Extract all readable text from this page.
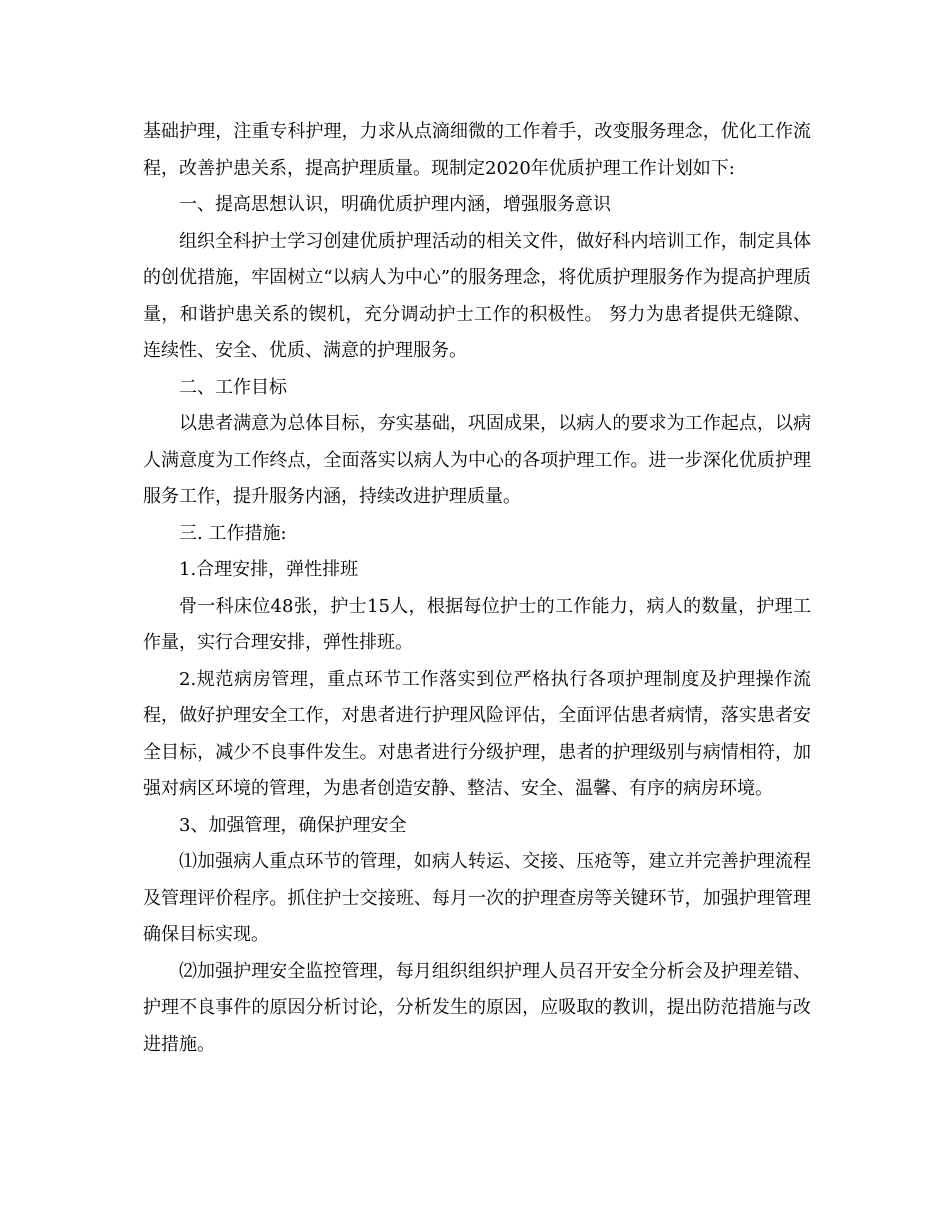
基础护理，注重专科护理，力求从点滴细微的工作着手，改变服务理念，优化工作流程，改善护患关系，提高护理质量。现制定2020年优质护理工作计划如下:

一、提高思想认识，明确优质护理内涵，增强服务意识

组织全科护士学习创建优质护理活动的相关文件，做好科内培训工作，制定具体的创优措施，牢固树立“以病人为中心”的服务理念，将优质护理服务作为提高护理质量，和谐护患关系的锲机，充分调动护士工作的积极性。 努力为患者提供无缝隙、连续性、安全、优质、满意的护理服务。

二、工作目标

以患者满意为总体目标，夯实基础，巩固成果，以病人的要求为工作起点，以病人满意度为工作终点，全面落实以病人为中心的各项护理工作。进一步深化优质护理服务工作，提升服务内涵，持续改进护理质量。

三. 工作措施:

1.合理安排，弹性排班

骨一科床位48张，护士15人，根据每位护士的工作能力，病人的数量，护理工作量，实行合理安排，弹性排班。

2.规范病房管理，重点环节工作落实到位严格执行各项护理制度及护理操作流程，做好护理安全工作，对患者进行护理风险评估，全面评估患者病情，落实患者安全目标，减少不良事件发生。对患者进行分级护理，患者的护理级别与病情相符，加强对病区环境的管理，为患者创造安静、整洁、安全、温馨、有序的病房环境。

3、加强管理，确保护理安全

⑴加强病人重点环节的管理，如病人转运、交接、压疮等，建立并完善护理流程及管理评价程序。抓住护士交接班、每月一次的护理查房等关键环节，加强护理管理确保目标实现。

⑵加强护理安全监控管理，每月组织组织护理人员召开安全分析会及护理差错、护理不良事件的原因分析讨论，分析发生的原因，应吸取的教训，提出防范措施与改进措施。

◆ Short task:
Tell how many lines above contain the word "弹性排班". Give the number alone.

◆ Answer:
2